TASK REQUIREMENTS: All lines holding the string "ffffff" are to be shown.

[Figure record extracts]
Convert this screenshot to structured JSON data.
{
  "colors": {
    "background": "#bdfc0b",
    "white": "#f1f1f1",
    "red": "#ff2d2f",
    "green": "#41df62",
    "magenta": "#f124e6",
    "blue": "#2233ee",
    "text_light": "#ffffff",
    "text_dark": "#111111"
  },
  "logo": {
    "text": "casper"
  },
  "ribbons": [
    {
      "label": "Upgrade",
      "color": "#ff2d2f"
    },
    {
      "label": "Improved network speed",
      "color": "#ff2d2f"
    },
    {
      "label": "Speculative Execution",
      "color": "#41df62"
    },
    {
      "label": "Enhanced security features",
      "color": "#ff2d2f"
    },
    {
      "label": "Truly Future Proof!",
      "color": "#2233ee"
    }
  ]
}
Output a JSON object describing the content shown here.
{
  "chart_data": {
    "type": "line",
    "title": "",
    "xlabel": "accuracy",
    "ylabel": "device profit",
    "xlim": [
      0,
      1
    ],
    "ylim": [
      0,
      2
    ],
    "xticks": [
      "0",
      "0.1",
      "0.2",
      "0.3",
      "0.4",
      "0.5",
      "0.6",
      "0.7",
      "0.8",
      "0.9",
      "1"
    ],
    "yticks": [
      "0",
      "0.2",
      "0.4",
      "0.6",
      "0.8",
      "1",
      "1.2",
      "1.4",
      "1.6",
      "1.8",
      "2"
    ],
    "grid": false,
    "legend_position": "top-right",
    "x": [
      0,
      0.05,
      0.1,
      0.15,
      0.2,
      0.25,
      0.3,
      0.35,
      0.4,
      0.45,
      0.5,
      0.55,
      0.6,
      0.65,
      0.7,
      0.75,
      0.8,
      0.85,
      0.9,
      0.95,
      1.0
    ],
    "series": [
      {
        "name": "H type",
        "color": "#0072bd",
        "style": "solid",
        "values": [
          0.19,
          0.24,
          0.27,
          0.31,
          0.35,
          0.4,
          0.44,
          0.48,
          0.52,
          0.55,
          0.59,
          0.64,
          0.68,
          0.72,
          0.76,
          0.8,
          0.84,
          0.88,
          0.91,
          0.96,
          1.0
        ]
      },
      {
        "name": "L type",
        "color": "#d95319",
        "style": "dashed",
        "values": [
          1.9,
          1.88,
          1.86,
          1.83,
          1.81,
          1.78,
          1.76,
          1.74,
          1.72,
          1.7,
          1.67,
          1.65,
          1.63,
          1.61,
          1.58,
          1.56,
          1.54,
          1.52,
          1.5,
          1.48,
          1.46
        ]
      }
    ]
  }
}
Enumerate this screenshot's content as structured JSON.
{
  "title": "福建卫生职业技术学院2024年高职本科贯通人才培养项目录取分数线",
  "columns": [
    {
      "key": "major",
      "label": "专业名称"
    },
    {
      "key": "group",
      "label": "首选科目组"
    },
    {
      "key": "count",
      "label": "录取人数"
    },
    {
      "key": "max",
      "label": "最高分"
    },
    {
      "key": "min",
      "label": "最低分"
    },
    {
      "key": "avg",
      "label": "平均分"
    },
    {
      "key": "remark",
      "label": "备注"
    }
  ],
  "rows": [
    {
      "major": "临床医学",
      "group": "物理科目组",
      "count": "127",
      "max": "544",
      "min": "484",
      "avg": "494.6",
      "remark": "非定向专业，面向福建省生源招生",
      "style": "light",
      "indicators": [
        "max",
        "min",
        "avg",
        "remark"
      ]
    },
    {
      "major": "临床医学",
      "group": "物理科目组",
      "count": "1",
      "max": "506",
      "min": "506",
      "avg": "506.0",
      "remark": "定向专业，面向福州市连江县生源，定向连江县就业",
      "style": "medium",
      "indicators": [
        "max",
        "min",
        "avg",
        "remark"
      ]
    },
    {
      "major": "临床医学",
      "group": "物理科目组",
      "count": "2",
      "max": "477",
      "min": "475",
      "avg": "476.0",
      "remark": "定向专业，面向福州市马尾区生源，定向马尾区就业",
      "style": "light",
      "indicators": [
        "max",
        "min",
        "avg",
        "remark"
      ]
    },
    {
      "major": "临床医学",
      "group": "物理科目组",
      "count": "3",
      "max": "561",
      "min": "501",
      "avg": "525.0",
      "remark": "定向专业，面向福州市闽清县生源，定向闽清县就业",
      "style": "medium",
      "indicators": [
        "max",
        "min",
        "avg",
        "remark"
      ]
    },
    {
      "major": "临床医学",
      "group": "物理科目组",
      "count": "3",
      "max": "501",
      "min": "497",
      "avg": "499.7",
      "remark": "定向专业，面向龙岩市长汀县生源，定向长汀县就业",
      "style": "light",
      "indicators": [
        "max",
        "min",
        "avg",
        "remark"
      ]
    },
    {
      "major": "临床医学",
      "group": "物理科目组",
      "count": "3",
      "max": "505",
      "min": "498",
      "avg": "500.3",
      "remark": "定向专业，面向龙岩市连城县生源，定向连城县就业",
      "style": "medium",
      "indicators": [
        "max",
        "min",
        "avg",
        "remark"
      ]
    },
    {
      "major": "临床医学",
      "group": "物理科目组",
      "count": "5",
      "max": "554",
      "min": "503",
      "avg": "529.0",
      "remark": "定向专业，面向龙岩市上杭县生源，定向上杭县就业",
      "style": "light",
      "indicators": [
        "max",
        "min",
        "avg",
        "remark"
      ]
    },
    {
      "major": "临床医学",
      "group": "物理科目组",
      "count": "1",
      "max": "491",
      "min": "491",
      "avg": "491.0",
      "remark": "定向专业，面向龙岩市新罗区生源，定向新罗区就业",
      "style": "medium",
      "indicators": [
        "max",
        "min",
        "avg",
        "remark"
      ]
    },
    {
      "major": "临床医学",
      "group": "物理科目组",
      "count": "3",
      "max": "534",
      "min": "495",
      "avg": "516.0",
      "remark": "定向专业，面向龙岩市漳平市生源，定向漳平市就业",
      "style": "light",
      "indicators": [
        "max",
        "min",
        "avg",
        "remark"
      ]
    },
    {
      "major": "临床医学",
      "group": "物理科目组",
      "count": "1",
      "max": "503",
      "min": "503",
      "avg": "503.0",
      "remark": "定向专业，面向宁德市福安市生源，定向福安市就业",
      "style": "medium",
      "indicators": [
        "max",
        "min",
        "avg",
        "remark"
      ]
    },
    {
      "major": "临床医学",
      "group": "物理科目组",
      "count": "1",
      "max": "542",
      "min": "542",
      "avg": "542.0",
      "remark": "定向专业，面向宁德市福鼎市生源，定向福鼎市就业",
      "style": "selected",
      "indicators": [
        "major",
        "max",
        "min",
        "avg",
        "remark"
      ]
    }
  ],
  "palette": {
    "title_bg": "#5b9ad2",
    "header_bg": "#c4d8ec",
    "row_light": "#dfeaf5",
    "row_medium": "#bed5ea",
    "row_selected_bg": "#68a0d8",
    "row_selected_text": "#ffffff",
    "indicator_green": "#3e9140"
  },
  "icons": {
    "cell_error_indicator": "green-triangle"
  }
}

OUTPUT FOR THIS EXERCISE:
    "text_light": "#ffffff",
    "row_selected_text": "#ffffff",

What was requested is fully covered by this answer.